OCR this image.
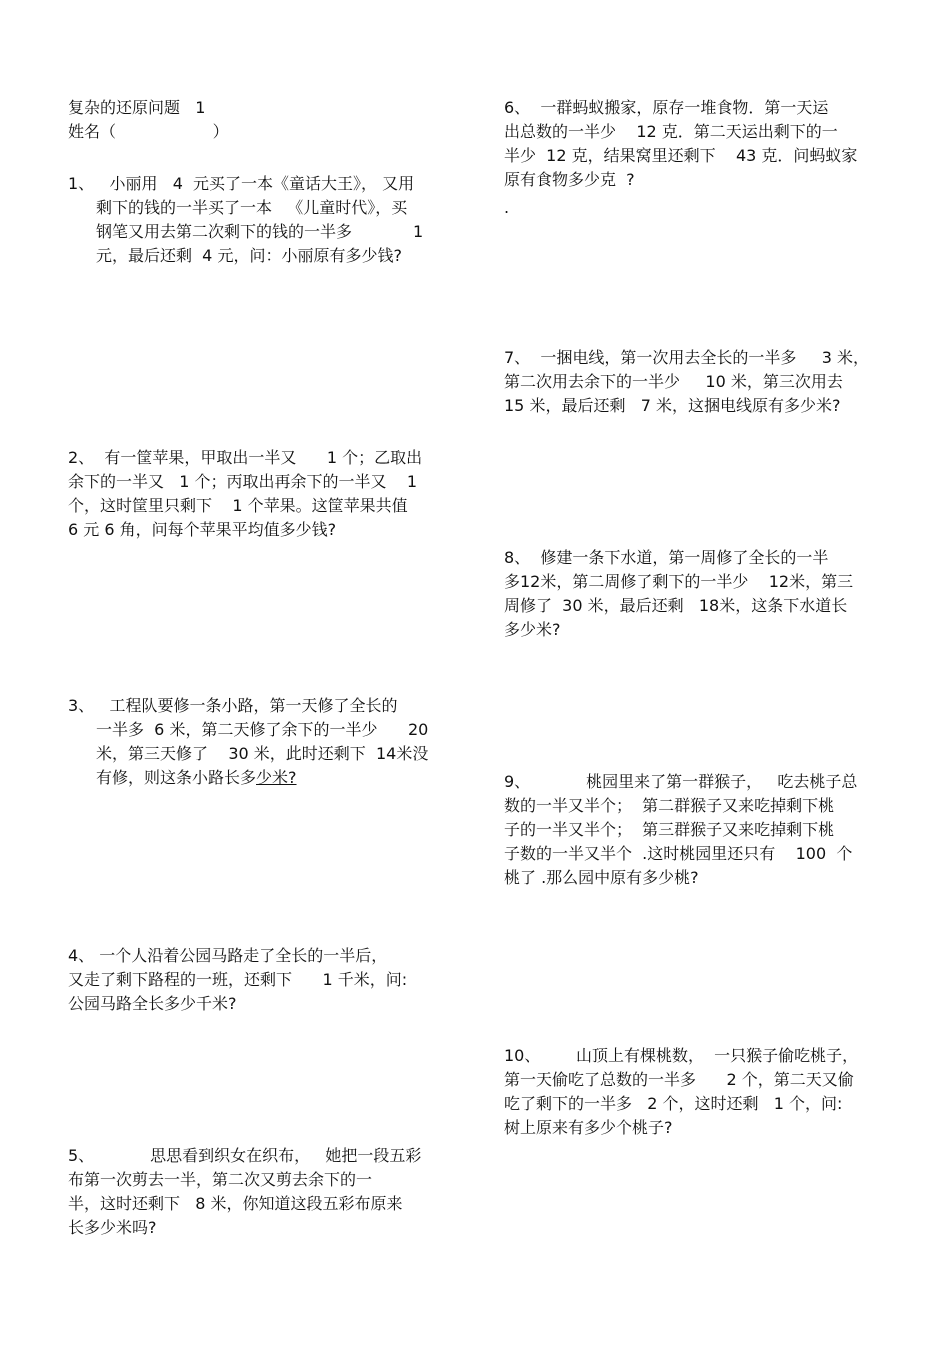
复杂的还原问题   1
姓名（                   ）
1、   小丽用   4  元买了一本《童话大王》， 又用
剩下的钱的一半买了一本   《儿童时代》，买
钢笔又用去第二次剩下的钱的一半多            1
元，最后还剩  4 元，问：小丽原有多少钱?
2、  有一筐苹果，甲取出一半又      1 个；乙取出
余下的一半又   1 个；丙取出再余下的一半又    1
个，这时筐里只剩下    1 个苹果。这筐苹果共值
6 元 6 角，问每个苹果平均值多少钱?
3、   工程队要修一条小路，第一天修了全长的
一半多  6 米，第二天修了余下的一半少      20
米，第三天修了    30 米，此时还剩下  14米没
有修，则这条小路长多少米?
4、 一个人沿着公园马路走了全长的一半后，
又走了剩下路程的一班，还剩下      1 千米，问:
公园马路全长多少千米?
5、           思思看到织女在织布，   她把一段五彩
布第一次剪去一半，第二次又剪去余下的一
半，这时还剩下   8 米，你知道这段五彩布原来
长多少米吗?
6、  一群蚂蚁搬家，原存一堆食物．第一天运
出总数的一半少    12 克．第二天运出剩下的一
半少  12 克，结果窝里还剩下    43 克．问蚂蚁家
原有食物多少克  ?
.
7、  一捆电线，第一次用去全长的一半多     3 米，
第二次用去余下的一半少     10 米，第三次用去
15 米，最后还剩   7 米，这捆电线原有多少米?
8、  修建一条下水道，第一周修了全长的一半
多12米，第二周修了剩下的一半少    12米，第三
周修了  30 米，最后还剩   18米，这条下水道长
多少米?
9、           桃园里来了第一群猴子，   吃去桃子总
数的一半又半个；  第二群猴子又来吃掉剩下桃
子的一半又半个；  第三群猴子又来吃掉剩下桃
子数的一半又半个  .这时桃园里还只有    100  个
桃了 .那么园中原有多少桃?
10、       山顶上有棵桃数，  一只猴子偷吃桃子，
第一天偷吃了总数的一半多      2 个，第二天又偷
吃了剩下的一半多   2 个，这时还剩   1 个，问:
树上原来有多少个桃子?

______________________________

_Instruction_
Go through the records and show every line with the string "最后还剩" in it.

_Worked answer_
元，最后还剩  4 元，问：小丽原有多少钱?
15 米，最后还剩   7 米，这捆电线原有多少米?
周修了  30 米，最后还剩   18米，这条下水道长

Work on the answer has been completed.